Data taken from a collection
↓
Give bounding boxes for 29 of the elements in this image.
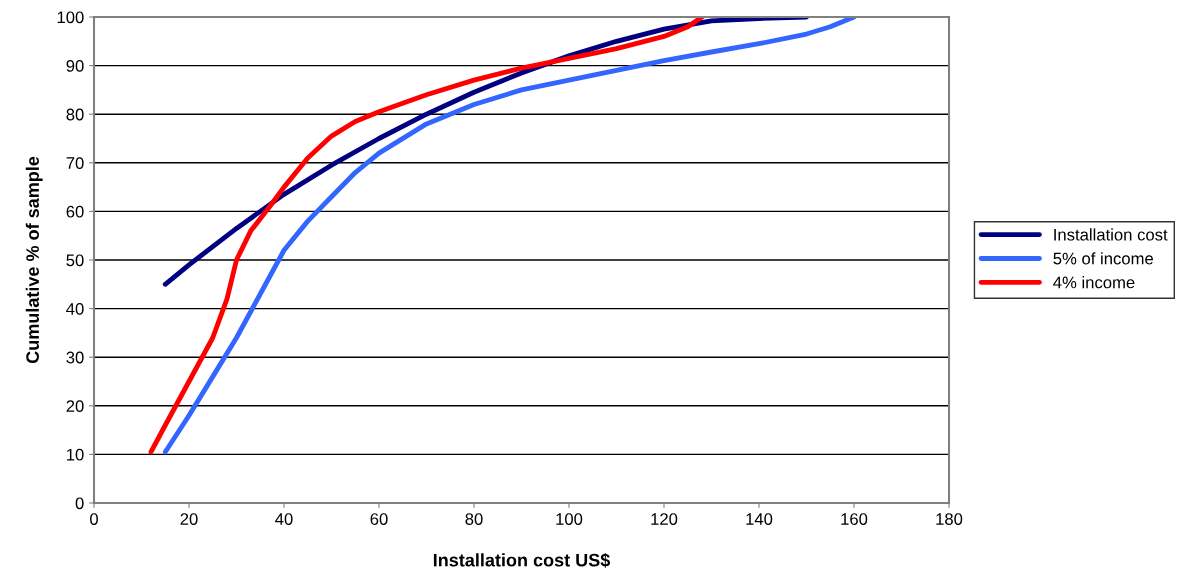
- x-tick-label: 60: [370, 513, 388, 525]
- x-tick-label: 180: [936, 513, 963, 525]
- line-series: [162, 17, 857, 455]
- y-tick-label: 10: [67, 448, 84, 461]
- legend-label: 4% income: [1053, 276, 1135, 289]
- x-tick-label: 20: [180, 513, 198, 525]
- y-tick-label: 0: [75, 497, 84, 510]
- legend-label: 5% of income: [1053, 252, 1153, 265]
- y-tick-label: 50: [66, 254, 84, 267]
- x-tick-label: 40: [275, 513, 293, 525]
- x-tick-label: 120: [651, 513, 678, 525]
- y-tick-label: 30: [66, 351, 84, 364]
- y-tick-label: 40: [66, 303, 84, 315]
- y-tick-label: 90: [66, 60, 84, 72]
- x-tick-label: 100: [556, 513, 583, 525]
- x-tick-label: 160: [841, 513, 868, 525]
- x-tick-label: 140: [746, 513, 773, 525]
- y-axis-title: Cumulative % of sample: [25, 156, 43, 364]
- x-tick-label: 80: [465, 513, 483, 525]
- y-tick-label: 20: [66, 400, 84, 412]
- y-tick-label: 60: [66, 205, 84, 218]
- legend-label: Installation cost: [1054, 228, 1168, 241]
- line-series: [162, 17, 809, 287]
- line-series: [148, 17, 705, 455]
- y-tick-label: 70: [66, 157, 84, 169]
- y-tick-label: 80: [66, 108, 84, 121]
- y-tick-label: 100: [57, 11, 84, 24]
- x-tick-label: 0: [90, 513, 98, 525]
- x-axis-title: Installation cost US$: [433, 552, 611, 568]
↑
DO THIS
Rewrite all of the material above, substituting "earnings" for every occurrence of "income" and leaving everything else unchanged. Leave the pictures out of your copy.

ANSWER FOR THE TASK
Give bounding boxes for 29 of the elements in this image.
- x-tick-label: 60: [370, 513, 388, 525]
- x-tick-label: 180: [936, 513, 963, 525]
- line-series: [162, 17, 857, 455]
- y-tick-label: 10: [67, 448, 84, 461]
- legend-label: 4% earnings: [1053, 276, 1135, 289]
- x-tick-label: 20: [180, 513, 198, 525]
- y-tick-label: 0: [75, 497, 84, 510]
- legend-label: 5% of earnings: [1053, 252, 1153, 265]
- y-tick-label: 50: [66, 254, 84, 267]
- x-tick-label: 40: [275, 513, 293, 525]
- x-tick-label: 120: [651, 513, 678, 525]
- y-tick-label: 30: [66, 351, 84, 364]
- y-tick-label: 40: [66, 303, 84, 315]
- y-tick-label: 90: [66, 60, 84, 72]
- x-tick-label: 100: [556, 513, 583, 525]
- x-tick-label: 160: [841, 513, 868, 525]
- x-tick-label: 140: [746, 513, 773, 525]
- y-axis-title: Cumulative % of sample: [25, 156, 43, 364]
- x-tick-label: 80: [465, 513, 483, 525]
- y-tick-label: 20: [66, 400, 84, 412]
- y-tick-label: 60: [66, 205, 84, 218]
- legend-label: Installation cost: [1054, 228, 1168, 241]
- line-series: [162, 17, 809, 287]
- line-series: [148, 17, 705, 455]
- y-tick-label: 70: [66, 157, 84, 169]
- y-tick-label: 80: [66, 108, 84, 121]
- y-tick-label: 100: [57, 11, 84, 24]
- x-tick-label: 0: [90, 513, 98, 525]
- x-axis-title: Installation cost US$: [433, 552, 611, 568]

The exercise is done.